● **Given data**
--------------------------------------------------
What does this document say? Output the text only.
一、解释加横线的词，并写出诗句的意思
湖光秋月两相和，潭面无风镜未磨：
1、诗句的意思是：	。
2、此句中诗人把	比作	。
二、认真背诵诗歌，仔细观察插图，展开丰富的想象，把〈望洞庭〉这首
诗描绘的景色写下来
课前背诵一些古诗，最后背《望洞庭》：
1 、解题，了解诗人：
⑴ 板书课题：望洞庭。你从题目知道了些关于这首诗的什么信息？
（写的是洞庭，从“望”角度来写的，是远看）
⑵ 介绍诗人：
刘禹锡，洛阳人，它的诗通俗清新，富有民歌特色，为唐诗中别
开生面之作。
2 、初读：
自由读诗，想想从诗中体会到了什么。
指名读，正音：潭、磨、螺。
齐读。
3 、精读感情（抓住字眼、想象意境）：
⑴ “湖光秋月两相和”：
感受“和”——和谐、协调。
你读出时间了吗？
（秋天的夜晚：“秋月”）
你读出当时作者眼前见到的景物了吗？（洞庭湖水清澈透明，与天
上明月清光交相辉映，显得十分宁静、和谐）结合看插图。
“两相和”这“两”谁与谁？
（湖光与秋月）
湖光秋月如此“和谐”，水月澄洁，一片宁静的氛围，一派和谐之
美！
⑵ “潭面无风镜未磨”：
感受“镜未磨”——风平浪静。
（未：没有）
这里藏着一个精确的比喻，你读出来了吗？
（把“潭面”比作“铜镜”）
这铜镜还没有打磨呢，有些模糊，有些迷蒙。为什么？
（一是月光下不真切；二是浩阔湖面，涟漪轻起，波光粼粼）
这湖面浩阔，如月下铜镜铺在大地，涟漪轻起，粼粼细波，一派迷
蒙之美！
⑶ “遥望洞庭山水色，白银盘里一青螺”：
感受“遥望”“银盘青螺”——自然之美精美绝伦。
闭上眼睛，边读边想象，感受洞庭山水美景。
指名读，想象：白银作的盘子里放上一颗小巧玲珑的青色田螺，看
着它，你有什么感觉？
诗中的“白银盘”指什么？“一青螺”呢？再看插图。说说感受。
--------------------------------------------------
● **Description of the task**
Please set down the whole listing above without altering a single line.

● **Worked solution**
What does this document say? Output the text only.
一、解释加横线的词，并写出诗句的意思
湖光秋月两相和，潭面无风镜未磨：
1、诗句的意思是：	。
2、此句中诗人把	比作	。
二、认真背诵诗歌，仔细观察插图，展开丰富的想象，把〈望洞庭〉这首
诗描绘的景色写下来
课前背诵一些古诗，最后背《望洞庭》：
1 、解题，了解诗人：
⑴ 板书课题：望洞庭。你从题目知道了些关于这首诗的什么信息？
（写的是洞庭，从“望”角度来写的，是远看）
⑵ 介绍诗人：
刘禹锡，洛阳人，它的诗通俗清新，富有民歌特色，为唐诗中别
开生面之作。
2 、初读：
自由读诗，想想从诗中体会到了什么。
指名读，正音：潭、磨、螺。
齐读。
3 、精读感情（抓住字眼、想象意境）：
⑴ “湖光秋月两相和”：
感受“和”——和谐、协调。
你读出时间了吗？
（秋天的夜晚：“秋月”）
你读出当时作者眼前见到的景物了吗？（洞庭湖水清澈透明，与天
上明月清光交相辉映，显得十分宁静、和谐）结合看插图。
“两相和”这“两”谁与谁？
（湖光与秋月）
湖光秋月如此“和谐”，水月澄洁，一片宁静的氛围，一派和谐之
美！
⑵ “潭面无风镜未磨”：
感受“镜未磨”——风平浪静。
（未：没有）
这里藏着一个精确的比喻，你读出来了吗？
（把“潭面”比作“铜镜”）
这铜镜还没有打磨呢，有些模糊，有些迷蒙。为什么？
（一是月光下不真切；二是浩阔湖面，涟漪轻起，波光粼粼）
这湖面浩阔，如月下铜镜铺在大地，涟漪轻起，粼粼细波，一派迷
蒙之美！
⑶ “遥望洞庭山水色，白银盘里一青螺”：
感受“遥望”“银盘青螺”——自然之美精美绝伦。
闭上眼睛，边读边想象，感受洞庭山水美景。
指名读，想象：白银作的盘子里放上一颗小巧玲珑的青色田螺，看
着它，你有什么感觉？
诗中的“白银盘”指什么？“一青螺”呢？再看插图。说说感受。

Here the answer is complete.